------ Information given
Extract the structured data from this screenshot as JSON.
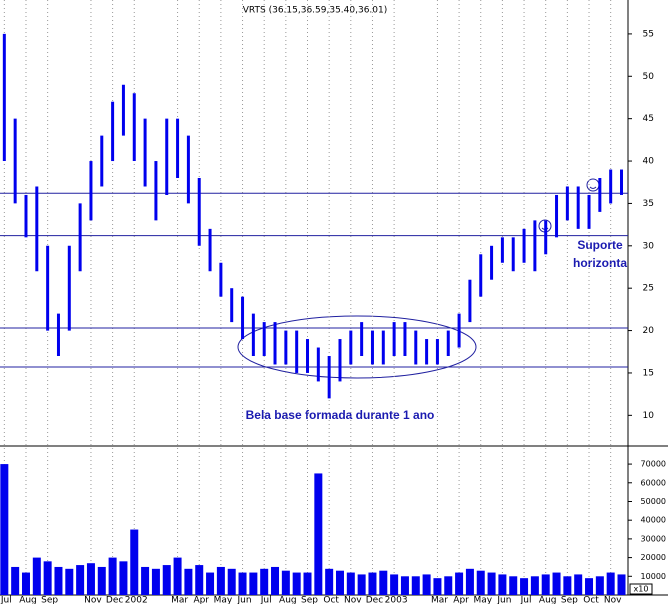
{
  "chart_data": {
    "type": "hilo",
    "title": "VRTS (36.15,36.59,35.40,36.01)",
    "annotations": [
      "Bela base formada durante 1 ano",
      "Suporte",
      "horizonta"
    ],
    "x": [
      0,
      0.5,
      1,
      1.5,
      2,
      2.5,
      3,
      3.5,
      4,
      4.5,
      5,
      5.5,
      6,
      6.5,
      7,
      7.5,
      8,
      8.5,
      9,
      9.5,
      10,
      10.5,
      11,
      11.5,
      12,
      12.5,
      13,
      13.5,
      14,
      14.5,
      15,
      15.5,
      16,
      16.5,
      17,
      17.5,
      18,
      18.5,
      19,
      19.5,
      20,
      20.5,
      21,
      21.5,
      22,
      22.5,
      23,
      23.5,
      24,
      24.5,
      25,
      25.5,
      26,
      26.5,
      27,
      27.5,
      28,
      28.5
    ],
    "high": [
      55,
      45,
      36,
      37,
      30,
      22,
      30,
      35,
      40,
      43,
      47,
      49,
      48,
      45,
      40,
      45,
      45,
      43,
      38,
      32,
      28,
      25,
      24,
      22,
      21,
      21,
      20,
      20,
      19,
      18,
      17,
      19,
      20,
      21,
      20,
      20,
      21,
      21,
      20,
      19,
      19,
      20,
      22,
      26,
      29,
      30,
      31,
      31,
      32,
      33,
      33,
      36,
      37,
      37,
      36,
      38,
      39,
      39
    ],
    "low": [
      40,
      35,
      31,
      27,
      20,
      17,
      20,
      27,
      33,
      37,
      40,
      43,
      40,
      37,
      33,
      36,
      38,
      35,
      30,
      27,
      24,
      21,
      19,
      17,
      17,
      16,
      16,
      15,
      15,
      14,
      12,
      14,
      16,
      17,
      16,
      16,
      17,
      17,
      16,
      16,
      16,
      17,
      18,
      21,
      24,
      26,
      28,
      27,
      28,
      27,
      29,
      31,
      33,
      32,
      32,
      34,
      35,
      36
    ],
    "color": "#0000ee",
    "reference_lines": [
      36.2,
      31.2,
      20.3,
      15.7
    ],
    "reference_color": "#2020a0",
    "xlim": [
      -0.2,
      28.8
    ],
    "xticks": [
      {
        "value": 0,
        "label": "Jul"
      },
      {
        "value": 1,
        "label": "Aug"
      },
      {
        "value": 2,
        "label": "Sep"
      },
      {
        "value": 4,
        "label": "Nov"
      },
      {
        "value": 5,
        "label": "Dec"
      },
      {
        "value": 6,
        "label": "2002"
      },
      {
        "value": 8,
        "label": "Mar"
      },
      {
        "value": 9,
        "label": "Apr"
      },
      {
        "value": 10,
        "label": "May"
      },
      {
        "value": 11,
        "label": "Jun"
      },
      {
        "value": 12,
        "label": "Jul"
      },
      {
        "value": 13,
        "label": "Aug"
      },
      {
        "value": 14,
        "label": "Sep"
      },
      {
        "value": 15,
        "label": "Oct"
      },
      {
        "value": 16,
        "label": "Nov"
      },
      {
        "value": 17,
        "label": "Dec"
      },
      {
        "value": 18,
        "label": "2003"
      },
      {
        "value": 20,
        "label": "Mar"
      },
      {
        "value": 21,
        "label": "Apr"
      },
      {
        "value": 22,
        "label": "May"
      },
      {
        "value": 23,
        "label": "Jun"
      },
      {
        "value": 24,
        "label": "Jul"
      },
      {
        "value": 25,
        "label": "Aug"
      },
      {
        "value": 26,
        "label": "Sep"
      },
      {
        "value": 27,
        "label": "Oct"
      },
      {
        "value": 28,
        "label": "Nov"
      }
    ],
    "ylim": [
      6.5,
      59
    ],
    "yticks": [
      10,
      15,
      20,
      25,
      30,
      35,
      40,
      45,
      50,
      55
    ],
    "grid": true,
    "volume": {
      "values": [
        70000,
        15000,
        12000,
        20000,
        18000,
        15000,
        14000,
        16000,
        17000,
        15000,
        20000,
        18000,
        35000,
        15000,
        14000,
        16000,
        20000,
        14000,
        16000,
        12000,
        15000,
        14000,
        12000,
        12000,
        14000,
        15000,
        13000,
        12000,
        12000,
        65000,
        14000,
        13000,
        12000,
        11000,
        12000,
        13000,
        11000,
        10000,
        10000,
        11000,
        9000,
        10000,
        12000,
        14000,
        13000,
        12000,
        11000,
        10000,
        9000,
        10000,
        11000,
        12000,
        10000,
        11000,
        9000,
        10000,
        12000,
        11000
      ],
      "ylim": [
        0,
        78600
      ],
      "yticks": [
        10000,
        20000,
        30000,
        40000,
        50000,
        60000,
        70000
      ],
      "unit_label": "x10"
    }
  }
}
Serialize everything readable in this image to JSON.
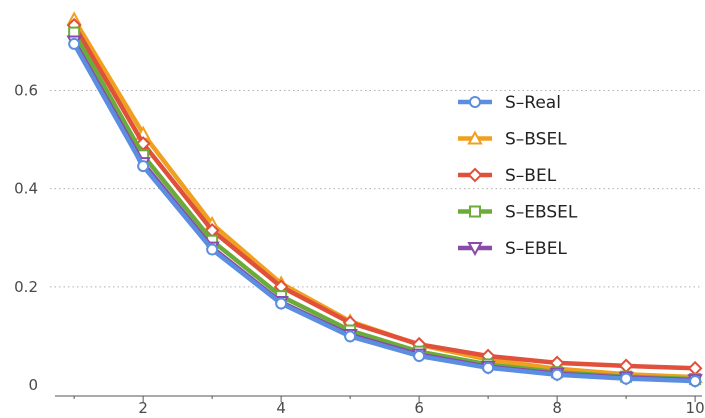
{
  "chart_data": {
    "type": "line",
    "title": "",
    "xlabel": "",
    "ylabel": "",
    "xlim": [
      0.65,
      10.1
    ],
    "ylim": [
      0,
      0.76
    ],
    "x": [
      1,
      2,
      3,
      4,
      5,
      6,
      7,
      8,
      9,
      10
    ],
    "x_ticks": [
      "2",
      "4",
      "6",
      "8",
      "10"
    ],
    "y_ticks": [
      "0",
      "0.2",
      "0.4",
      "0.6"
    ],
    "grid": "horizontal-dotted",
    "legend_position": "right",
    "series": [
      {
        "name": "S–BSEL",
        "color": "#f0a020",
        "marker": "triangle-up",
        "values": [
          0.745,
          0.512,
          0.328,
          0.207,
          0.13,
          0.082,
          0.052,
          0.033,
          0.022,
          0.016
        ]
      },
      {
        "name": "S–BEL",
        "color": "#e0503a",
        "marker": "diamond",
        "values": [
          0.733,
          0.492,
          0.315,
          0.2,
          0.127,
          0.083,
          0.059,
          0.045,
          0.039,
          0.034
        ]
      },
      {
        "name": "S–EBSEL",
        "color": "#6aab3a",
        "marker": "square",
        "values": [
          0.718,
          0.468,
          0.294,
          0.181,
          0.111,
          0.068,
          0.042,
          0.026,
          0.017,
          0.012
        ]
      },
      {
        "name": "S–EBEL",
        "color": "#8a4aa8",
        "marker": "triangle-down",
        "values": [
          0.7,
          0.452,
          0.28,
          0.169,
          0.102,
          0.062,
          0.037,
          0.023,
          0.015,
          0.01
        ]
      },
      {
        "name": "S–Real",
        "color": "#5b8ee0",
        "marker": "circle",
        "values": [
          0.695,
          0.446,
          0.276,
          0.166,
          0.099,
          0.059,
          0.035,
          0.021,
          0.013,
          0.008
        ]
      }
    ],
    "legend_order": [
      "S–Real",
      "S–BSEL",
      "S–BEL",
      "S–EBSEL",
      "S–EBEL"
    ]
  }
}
------------
> **Instruction**: Images should not appear in the copy; retype the listing above exactly.

> **Answer to the task**:
Extract the structured data from this screenshot as JSON.
{
  "chart_data": {
    "type": "hilo",
    "title": "VRTS (36.15,36.59,35.40,36.01)",
    "annotations": [
      "Bela base formada durante 1 ano",
      "Suporte",
      "horizonta"
    ],
    "x": [
      0,
      0.5,
      1,
      1.5,
      2,
      2.5,
      3,
      3.5,
      4,
      4.5,
      5,
      5.5,
      6,
      6.5,
      7,
      7.5,
      8,
      8.5,
      9,
      9.5,
      10,
      10.5,
      11,
      11.5,
      12,
      12.5,
      13,
      13.5,
      14,
      14.5,
      15,
      15.5,
      16,
      16.5,
      17,
      17.5,
      18,
      18.5,
      19,
      19.5,
      20,
      20.5,
      21,
      21.5,
      22,
      22.5,
      23,
      23.5,
      24,
      24.5,
      25,
      25.5,
      26,
      26.5,
      27,
      27.5,
      28,
      28.5
    ],
    "high": [
      55,
      45,
      36,
      37,
      30,
      22,
      30,
      35,
      40,
      43,
      47,
      49,
      48,
      45,
      40,
      45,
      45,
      43,
      38,
      32,
      28,
      25,
      24,
      22,
      21,
      21,
      20,
      20,
      19,
      18,
      17,
      19,
      20,
      21,
      20,
      20,
      21,
      21,
      20,
      19,
      19,
      20,
      22,
      26,
      29,
      30,
      31,
      31,
      32,
      33,
      33,
      36,
      37,
      37,
      36,
      38,
      39,
      39
    ],
    "low": [
      40,
      35,
      31,
      27,
      20,
      17,
      20,
      27,
      33,
      37,
      40,
      43,
      40,
      37,
      33,
      36,
      38,
      35,
      30,
      27,
      24,
      21,
      19,
      17,
      17,
      16,
      16,
      15,
      15,
      14,
      12,
      14,
      16,
      17,
      16,
      16,
      17,
      17,
      16,
      16,
      16,
      17,
      18,
      21,
      24,
      26,
      28,
      27,
      28,
      27,
      29,
      31,
      33,
      32,
      32,
      34,
      35,
      36
    ],
    "color": "#0000ee",
    "reference_lines": [
      36.2,
      31.2,
      20.3,
      15.7
    ],
    "reference_color": "#2020a0",
    "xlim": [
      -0.2,
      28.8
    ],
    "xticks": [
      {
        "value": 0,
        "label": "Jul"
      },
      {
        "value": 1,
        "label": "Aug"
      },
      {
        "value": 2,
        "label": "Sep"
      },
      {
        "value": 4,
        "label": "Nov"
      },
      {
        "value": 5,
        "label": "Dec"
      },
      {
        "value": 6,
        "label": "2002"
      },
      {
        "value": 8,
        "label": "Mar"
      },
      {
        "value": 9,
        "label": "Apr"
      },
      {
        "value": 10,
        "label": "May"
      },
      {
        "value": 11,
        "label": "Jun"
      },
      {
        "value": 12,
        "label": "Jul"
      },
      {
        "value": 13,
        "label": "Aug"
      },
      {
        "value": 14,
        "label": "Sep"
      },
      {
        "value": 15,
        "label": "Oct"
      },
      {
        "value": 16,
        "label": "Nov"
      },
      {
        "value": 17,
        "label": "Dec"
      },
      {
        "value": 18,
        "label": "2003"
      },
      {
        "value": 20,
        "label": "Mar"
      },
      {
        "value": 21,
        "label": "Apr"
      },
      {
        "value": 22,
        "label": "May"
      },
      {
        "value": 23,
        "label": "Jun"
      },
      {
        "value": 24,
        "label": "Jul"
      },
      {
        "value": 25,
        "label": "Aug"
      },
      {
        "value": 26,
        "label": "Sep"
      },
      {
        "value": 27,
        "label": "Oct"
      },
      {
        "value": 28,
        "label": "Nov"
      }
    ],
    "ylim": [
      6.5,
      59
    ],
    "yticks": [
      10,
      15,
      20,
      25,
      30,
      35,
      40,
      45,
      50,
      55
    ],
    "grid": true,
    "volume": {
      "values": [
        70000,
        15000,
        12000,
        20000,
        18000,
        15000,
        14000,
        16000,
        17000,
        15000,
        20000,
        18000,
        35000,
        15000,
        14000,
        16000,
        20000,
        14000,
        16000,
        12000,
        15000,
        14000,
        12000,
        12000,
        14000,
        15000,
        13000,
        12000,
        12000,
        65000,
        14000,
        13000,
        12000,
        11000,
        12000,
        13000,
        11000,
        10000,
        10000,
        11000,
        9000,
        10000,
        12000,
        14000,
        13000,
        12000,
        11000,
        10000,
        9000,
        10000,
        11000,
        12000,
        10000,
        11000,
        9000,
        10000,
        12000,
        11000
      ],
      "ylim": [
        0,
        78600
      ],
      "yticks": [
        10000,
        20000,
        30000,
        40000,
        50000,
        60000,
        70000
      ],
      "unit_label": "x10"
    }
  }
}
Serialize everything readable in this image to JSON.
{
  "chart_data": {
    "type": "line",
    "title": "",
    "xlabel": "",
    "ylabel": "",
    "xlim": [
      0.65,
      10.1
    ],
    "ylim": [
      0,
      0.76
    ],
    "x": [
      1,
      2,
      3,
      4,
      5,
      6,
      7,
      8,
      9,
      10
    ],
    "x_ticks": [
      "2",
      "4",
      "6",
      "8",
      "10"
    ],
    "y_ticks": [
      "0",
      "0.2",
      "0.4",
      "0.6"
    ],
    "grid": "horizontal-dotted",
    "legend_position": "right",
    "series": [
      {
        "name": "S–BSEL",
        "color": "#f0a020",
        "marker": "triangle-up",
        "values": [
          0.745,
          0.512,
          0.328,
          0.207,
          0.13,
          0.082,
          0.052,
          0.033,
          0.022,
          0.016
        ]
      },
      {
        "name": "S–BEL",
        "color": "#e0503a",
        "marker": "diamond",
        "values": [
          0.733,
          0.492,
          0.315,
          0.2,
          0.127,
          0.083,
          0.059,
          0.045,
          0.039,
          0.034
        ]
      },
      {
        "name": "S–EBSEL",
        "color": "#6aab3a",
        "marker": "square",
        "values": [
          0.718,
          0.468,
          0.294,
          0.181,
          0.111,
          0.068,
          0.042,
          0.026,
          0.017,
          0.012
        ]
      },
      {
        "name": "S–EBEL",
        "color": "#8a4aa8",
        "marker": "triangle-down",
        "values": [
          0.7,
          0.452,
          0.28,
          0.169,
          0.102,
          0.062,
          0.037,
          0.023,
          0.015,
          0.01
        ]
      },
      {
        "name": "S–Real",
        "color": "#5b8ee0",
        "marker": "circle",
        "values": [
          0.695,
          0.446,
          0.276,
          0.166,
          0.099,
          0.059,
          0.035,
          0.021,
          0.013,
          0.008
        ]
      }
    ],
    "legend_order": [
      "S–Real",
      "S–BSEL",
      "S–BEL",
      "S–EBSEL",
      "S–EBEL"
    ]
  }
}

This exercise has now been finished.